start MATERIAL TO PROCESS
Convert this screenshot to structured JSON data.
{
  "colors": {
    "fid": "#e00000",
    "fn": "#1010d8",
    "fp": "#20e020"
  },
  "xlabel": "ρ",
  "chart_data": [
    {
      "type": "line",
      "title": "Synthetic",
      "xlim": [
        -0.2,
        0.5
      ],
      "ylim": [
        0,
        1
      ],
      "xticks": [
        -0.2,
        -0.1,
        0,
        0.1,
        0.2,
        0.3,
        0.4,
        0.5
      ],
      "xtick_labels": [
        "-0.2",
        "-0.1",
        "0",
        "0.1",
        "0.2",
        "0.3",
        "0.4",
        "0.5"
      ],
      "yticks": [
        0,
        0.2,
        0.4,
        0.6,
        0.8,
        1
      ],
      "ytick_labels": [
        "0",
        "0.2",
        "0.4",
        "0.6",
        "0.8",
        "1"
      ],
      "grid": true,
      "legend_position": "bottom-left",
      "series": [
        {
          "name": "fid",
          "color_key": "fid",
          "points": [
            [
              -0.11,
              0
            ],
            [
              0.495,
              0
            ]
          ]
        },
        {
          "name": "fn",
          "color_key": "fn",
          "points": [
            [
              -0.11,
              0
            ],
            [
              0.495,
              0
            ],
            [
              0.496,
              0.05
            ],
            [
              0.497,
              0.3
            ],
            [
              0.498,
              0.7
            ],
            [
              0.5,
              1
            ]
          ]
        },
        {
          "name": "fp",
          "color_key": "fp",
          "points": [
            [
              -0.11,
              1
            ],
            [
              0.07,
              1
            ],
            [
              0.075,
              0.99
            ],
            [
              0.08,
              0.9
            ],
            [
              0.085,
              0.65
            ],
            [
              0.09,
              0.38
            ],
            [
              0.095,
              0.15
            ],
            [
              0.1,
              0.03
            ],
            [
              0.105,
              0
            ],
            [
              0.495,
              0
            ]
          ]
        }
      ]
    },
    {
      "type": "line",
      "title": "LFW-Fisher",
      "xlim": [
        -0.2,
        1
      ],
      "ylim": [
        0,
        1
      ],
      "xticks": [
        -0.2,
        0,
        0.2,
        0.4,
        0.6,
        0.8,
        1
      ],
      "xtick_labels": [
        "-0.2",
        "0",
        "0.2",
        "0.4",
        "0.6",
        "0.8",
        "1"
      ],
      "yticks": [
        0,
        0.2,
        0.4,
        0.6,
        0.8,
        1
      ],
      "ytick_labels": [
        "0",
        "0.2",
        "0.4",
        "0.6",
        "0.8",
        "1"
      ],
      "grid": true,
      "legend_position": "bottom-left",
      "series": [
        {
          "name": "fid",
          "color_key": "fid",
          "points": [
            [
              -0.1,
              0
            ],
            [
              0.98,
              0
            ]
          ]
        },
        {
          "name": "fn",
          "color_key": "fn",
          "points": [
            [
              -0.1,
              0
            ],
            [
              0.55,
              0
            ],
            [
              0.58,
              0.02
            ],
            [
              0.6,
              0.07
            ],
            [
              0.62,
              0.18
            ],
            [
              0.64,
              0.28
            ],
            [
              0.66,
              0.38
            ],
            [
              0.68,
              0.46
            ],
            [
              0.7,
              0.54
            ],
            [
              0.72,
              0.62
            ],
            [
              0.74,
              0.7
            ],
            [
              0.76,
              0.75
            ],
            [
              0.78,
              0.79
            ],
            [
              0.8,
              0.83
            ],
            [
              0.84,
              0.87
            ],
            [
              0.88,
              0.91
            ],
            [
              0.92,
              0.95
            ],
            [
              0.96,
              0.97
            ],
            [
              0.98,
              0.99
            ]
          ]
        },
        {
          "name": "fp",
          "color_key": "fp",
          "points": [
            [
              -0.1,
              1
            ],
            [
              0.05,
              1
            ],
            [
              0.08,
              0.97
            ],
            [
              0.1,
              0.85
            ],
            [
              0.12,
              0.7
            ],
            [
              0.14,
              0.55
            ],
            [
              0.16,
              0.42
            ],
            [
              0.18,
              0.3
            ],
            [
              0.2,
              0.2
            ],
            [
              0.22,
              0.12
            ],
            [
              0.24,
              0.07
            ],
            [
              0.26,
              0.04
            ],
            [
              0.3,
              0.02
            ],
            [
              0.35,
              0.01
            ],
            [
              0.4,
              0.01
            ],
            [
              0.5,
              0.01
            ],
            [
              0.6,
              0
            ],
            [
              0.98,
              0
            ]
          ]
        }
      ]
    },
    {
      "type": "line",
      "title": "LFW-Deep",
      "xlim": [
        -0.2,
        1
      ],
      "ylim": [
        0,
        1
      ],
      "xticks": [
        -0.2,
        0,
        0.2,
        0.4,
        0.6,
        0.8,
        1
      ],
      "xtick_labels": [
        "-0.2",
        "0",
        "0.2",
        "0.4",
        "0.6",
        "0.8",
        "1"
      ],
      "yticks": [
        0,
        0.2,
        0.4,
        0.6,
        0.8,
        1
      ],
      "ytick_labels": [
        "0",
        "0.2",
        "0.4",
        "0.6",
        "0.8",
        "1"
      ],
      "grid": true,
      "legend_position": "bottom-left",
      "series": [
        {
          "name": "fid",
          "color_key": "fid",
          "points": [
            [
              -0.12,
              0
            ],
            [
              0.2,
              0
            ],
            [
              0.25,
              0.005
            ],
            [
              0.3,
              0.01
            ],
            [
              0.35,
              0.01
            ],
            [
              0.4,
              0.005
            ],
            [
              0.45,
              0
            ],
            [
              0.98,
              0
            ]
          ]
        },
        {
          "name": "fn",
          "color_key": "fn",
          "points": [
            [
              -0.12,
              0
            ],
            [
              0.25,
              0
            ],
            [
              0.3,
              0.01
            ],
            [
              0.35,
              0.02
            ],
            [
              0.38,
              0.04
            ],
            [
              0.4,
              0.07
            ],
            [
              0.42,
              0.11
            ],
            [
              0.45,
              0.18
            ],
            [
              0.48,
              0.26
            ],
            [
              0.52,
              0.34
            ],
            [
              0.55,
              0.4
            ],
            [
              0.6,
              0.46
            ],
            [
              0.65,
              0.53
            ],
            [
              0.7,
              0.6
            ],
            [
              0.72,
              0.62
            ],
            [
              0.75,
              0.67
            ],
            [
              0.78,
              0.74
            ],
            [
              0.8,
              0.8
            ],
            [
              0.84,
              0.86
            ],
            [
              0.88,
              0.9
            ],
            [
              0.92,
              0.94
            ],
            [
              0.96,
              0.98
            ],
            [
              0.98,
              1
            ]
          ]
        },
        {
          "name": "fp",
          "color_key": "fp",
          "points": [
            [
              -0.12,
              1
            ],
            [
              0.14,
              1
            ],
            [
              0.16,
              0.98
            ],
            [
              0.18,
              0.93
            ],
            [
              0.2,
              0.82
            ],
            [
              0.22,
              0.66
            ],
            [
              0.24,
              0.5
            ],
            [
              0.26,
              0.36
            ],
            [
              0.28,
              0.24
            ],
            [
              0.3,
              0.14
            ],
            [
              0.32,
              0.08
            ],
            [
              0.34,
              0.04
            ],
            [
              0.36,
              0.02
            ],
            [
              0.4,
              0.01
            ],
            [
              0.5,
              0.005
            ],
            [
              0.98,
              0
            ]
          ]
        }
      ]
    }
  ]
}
end MATERIAL TO PROCESS
EXERCISE TASK -> Set down the entries verbatim, leaving none out.

ANSWER ->
Convert this screenshot to structured JSON data.
{
  "colors": {
    "fid": "#e00000",
    "fn": "#1010d8",
    "fp": "#20e020"
  },
  "xlabel": "ρ",
  "chart_data": [
    {
      "type": "line",
      "title": "Synthetic",
      "xlim": [
        -0.2,
        0.5
      ],
      "ylim": [
        0,
        1
      ],
      "xticks": [
        -0.2,
        -0.1,
        0,
        0.1,
        0.2,
        0.3,
        0.4,
        0.5
      ],
      "xtick_labels": [
        "-0.2",
        "-0.1",
        "0",
        "0.1",
        "0.2",
        "0.3",
        "0.4",
        "0.5"
      ],
      "yticks": [
        0,
        0.2,
        0.4,
        0.6,
        0.8,
        1
      ],
      "ytick_labels": [
        "0",
        "0.2",
        "0.4",
        "0.6",
        "0.8",
        "1"
      ],
      "grid": true,
      "legend_position": "bottom-left",
      "series": [
        {
          "name": "fid",
          "color_key": "fid",
          "points": [
            [
              -0.11,
              0
            ],
            [
              0.495,
              0
            ]
          ]
        },
        {
          "name": "fn",
          "color_key": "fn",
          "points": [
            [
              -0.11,
              0
            ],
            [
              0.495,
              0
            ],
            [
              0.496,
              0.05
            ],
            [
              0.497,
              0.3
            ],
            [
              0.498,
              0.7
            ],
            [
              0.5,
              1
            ]
          ]
        },
        {
          "name": "fp",
          "color_key": "fp",
          "points": [
            [
              -0.11,
              1
            ],
            [
              0.07,
              1
            ],
            [
              0.075,
              0.99
            ],
            [
              0.08,
              0.9
            ],
            [
              0.085,
              0.65
            ],
            [
              0.09,
              0.38
            ],
            [
              0.095,
              0.15
            ],
            [
              0.1,
              0.03
            ],
            [
              0.105,
              0
            ],
            [
              0.495,
              0
            ]
          ]
        }
      ]
    },
    {
      "type": "line",
      "title": "LFW-Fisher",
      "xlim": [
        -0.2,
        1
      ],
      "ylim": [
        0,
        1
      ],
      "xticks": [
        -0.2,
        0,
        0.2,
        0.4,
        0.6,
        0.8,
        1
      ],
      "xtick_labels": [
        "-0.2",
        "0",
        "0.2",
        "0.4",
        "0.6",
        "0.8",
        "1"
      ],
      "yticks": [
        0,
        0.2,
        0.4,
        0.6,
        0.8,
        1
      ],
      "ytick_labels": [
        "0",
        "0.2",
        "0.4",
        "0.6",
        "0.8",
        "1"
      ],
      "grid": true,
      "legend_position": "bottom-left",
      "series": [
        {
          "name": "fid",
          "color_key": "fid",
          "points": [
            [
              -0.1,
              0
            ],
            [
              0.98,
              0
            ]
          ]
        },
        {
          "name": "fn",
          "color_key": "fn",
          "points": [
            [
              -0.1,
              0
            ],
            [
              0.55,
              0
            ],
            [
              0.58,
              0.02
            ],
            [
              0.6,
              0.07
            ],
            [
              0.62,
              0.18
            ],
            [
              0.64,
              0.28
            ],
            [
              0.66,
              0.38
            ],
            [
              0.68,
              0.46
            ],
            [
              0.7,
              0.54
            ],
            [
              0.72,
              0.62
            ],
            [
              0.74,
              0.7
            ],
            [
              0.76,
              0.75
            ],
            [
              0.78,
              0.79
            ],
            [
              0.8,
              0.83
            ],
            [
              0.84,
              0.87
            ],
            [
              0.88,
              0.91
            ],
            [
              0.92,
              0.95
            ],
            [
              0.96,
              0.97
            ],
            [
              0.98,
              0.99
            ]
          ]
        },
        {
          "name": "fp",
          "color_key": "fp",
          "points": [
            [
              -0.1,
              1
            ],
            [
              0.05,
              1
            ],
            [
              0.08,
              0.97
            ],
            [
              0.1,
              0.85
            ],
            [
              0.12,
              0.7
            ],
            [
              0.14,
              0.55
            ],
            [
              0.16,
              0.42
            ],
            [
              0.18,
              0.3
            ],
            [
              0.2,
              0.2
            ],
            [
              0.22,
              0.12
            ],
            [
              0.24,
              0.07
            ],
            [
              0.26,
              0.04
            ],
            [
              0.3,
              0.02
            ],
            [
              0.35,
              0.01
            ],
            [
              0.4,
              0.01
            ],
            [
              0.5,
              0.01
            ],
            [
              0.6,
              0
            ],
            [
              0.98,
              0
            ]
          ]
        }
      ]
    },
    {
      "type": "line",
      "title": "LFW-Deep",
      "xlim": [
        -0.2,
        1
      ],
      "ylim": [
        0,
        1
      ],
      "xticks": [
        -0.2,
        0,
        0.2,
        0.4,
        0.6,
        0.8,
        1
      ],
      "xtick_labels": [
        "-0.2",
        "0",
        "0.2",
        "0.4",
        "0.6",
        "0.8",
        "1"
      ],
      "yticks": [
        0,
        0.2,
        0.4,
        0.6,
        0.8,
        1
      ],
      "ytick_labels": [
        "0",
        "0.2",
        "0.4",
        "0.6",
        "0.8",
        "1"
      ],
      "grid": true,
      "legend_position": "bottom-left",
      "series": [
        {
          "name": "fid",
          "color_key": "fid",
          "points": [
            [
              -0.12,
              0
            ],
            [
              0.2,
              0
            ],
            [
              0.25,
              0.005
            ],
            [
              0.3,
              0.01
            ],
            [
              0.35,
              0.01
            ],
            [
              0.4,
              0.005
            ],
            [
              0.45,
              0
            ],
            [
              0.98,
              0
            ]
          ]
        },
        {
          "name": "fn",
          "color_key": "fn",
          "points": [
            [
              -0.12,
              0
            ],
            [
              0.25,
              0
            ],
            [
              0.3,
              0.01
            ],
            [
              0.35,
              0.02
            ],
            [
              0.38,
              0.04
            ],
            [
              0.4,
              0.07
            ],
            [
              0.42,
              0.11
            ],
            [
              0.45,
              0.18
            ],
            [
              0.48,
              0.26
            ],
            [
              0.52,
              0.34
            ],
            [
              0.55,
              0.4
            ],
            [
              0.6,
              0.46
            ],
            [
              0.65,
              0.53
            ],
            [
              0.7,
              0.6
            ],
            [
              0.72,
              0.62
            ],
            [
              0.75,
              0.67
            ],
            [
              0.78,
              0.74
            ],
            [
              0.8,
              0.8
            ],
            [
              0.84,
              0.86
            ],
            [
              0.88,
              0.9
            ],
            [
              0.92,
              0.94
            ],
            [
              0.96,
              0.98
            ],
            [
              0.98,
              1
            ]
          ]
        },
        {
          "name": "fp",
          "color_key": "fp",
          "points": [
            [
              -0.12,
              1
            ],
            [
              0.14,
              1
            ],
            [
              0.16,
              0.98
            ],
            [
              0.18,
              0.93
            ],
            [
              0.2,
              0.82
            ],
            [
              0.22,
              0.66
            ],
            [
              0.24,
              0.5
            ],
            [
              0.26,
              0.36
            ],
            [
              0.28,
              0.24
            ],
            [
              0.3,
              0.14
            ],
            [
              0.32,
              0.08
            ],
            [
              0.34,
              0.04
            ],
            [
              0.36,
              0.02
            ],
            [
              0.4,
              0.01
            ],
            [
              0.5,
              0.005
            ],
            [
              0.98,
              0
            ]
          ]
        }
      ]
    }
  ]
}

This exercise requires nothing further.